## Exercise description
Quote every line of the data below verbatim, keeping the original order. Leave out the pictures.

(begin)

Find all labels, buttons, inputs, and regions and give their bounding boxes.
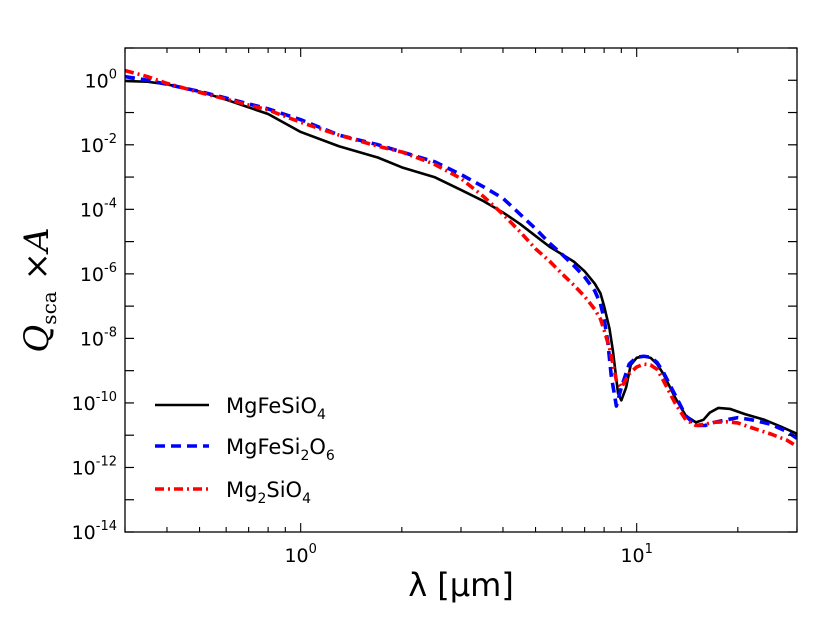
y-tick-label: 10-10 [72,390,117,415]
y-tick-label: 10-8 [80,325,117,350]
legend-label-2: Mg2SiO4 [226,478,311,507]
x-tick-label: 100 [284,542,316,567]
y-tick-label: 10-12 [72,454,117,479]
plot-frame [124,47,798,533]
y-tick-label: 10-4 [80,196,117,221]
legend-label-0: MgFeSiO4 [226,394,326,423]
svg-text:Qsca ×A: Qsca ×A [17,227,61,352]
x-tick-label: 101 [620,542,652,567]
y-tick-label: 10-6 [80,261,117,286]
legend-label-1: MgFeSi2O6 [226,435,335,464]
y-tick-label: 10-2 [80,132,117,157]
x-axis-label: λ [μm] [408,566,514,604]
series-layer [125,68,797,448]
series-line-2 [125,68,797,448]
tick-layer: 100 10-2 10-4 10-6 10-8 10-10 10-12 10-14 100 101 [72,47,798,567]
y-tick-label: 100 [85,67,117,92]
series-line-1 [125,74,797,440]
y-axis-label: Qsca ×A [17,227,61,352]
y-tick-label: 10-14 [72,519,117,544]
series-line-0 [125,79,797,436]
legend: MgFeSiO4 MgFeSi2O6 Mg2SiO4 [155,394,335,507]
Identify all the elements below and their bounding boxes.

(end)

## Written response
Find all labels, buttons, inputs, and regions and give their bounding boxes.
y-tick-label: 10-10 [72,390,117,415]
y-tick-label: 10-8 [80,325,117,350]
legend-label-2: Mg2SiO4 [226,478,311,507]
x-tick-label: 100 [284,542,316,567]
y-tick-label: 10-12 [72,454,117,479]
plot-frame [124,47,798,533]
y-tick-label: 10-4 [80,196,117,221]
legend-label-0: MgFeSiO4 [226,394,326,423]
svg-text:Qsca ×A: Qsca ×A [17,227,61,352]
x-tick-label: 101 [620,542,652,567]
y-tick-label: 10-6 [80,261,117,286]
legend-label-1: MgFeSi2O6 [226,435,335,464]
y-tick-label: 10-2 [80,132,117,157]
x-axis-label: λ [μm] [408,566,514,604]
series-layer [125,68,797,448]
series-line-2 [125,68,797,448]
tick-layer: 100 10-2 10-4 10-6 10-8 10-10 10-12 10-14 100 101 [72,47,798,567]
y-tick-label: 100 [85,67,117,92]
series-line-1 [125,74,797,440]
y-axis-label: Qsca ×A [17,227,61,352]
y-tick-label: 10-14 [72,519,117,544]
series-line-0 [125,79,797,436]
legend: MgFeSiO4 MgFeSi2O6 Mg2SiO4 [155,394,335,507]
Identify all the elements below and their bounding boxes.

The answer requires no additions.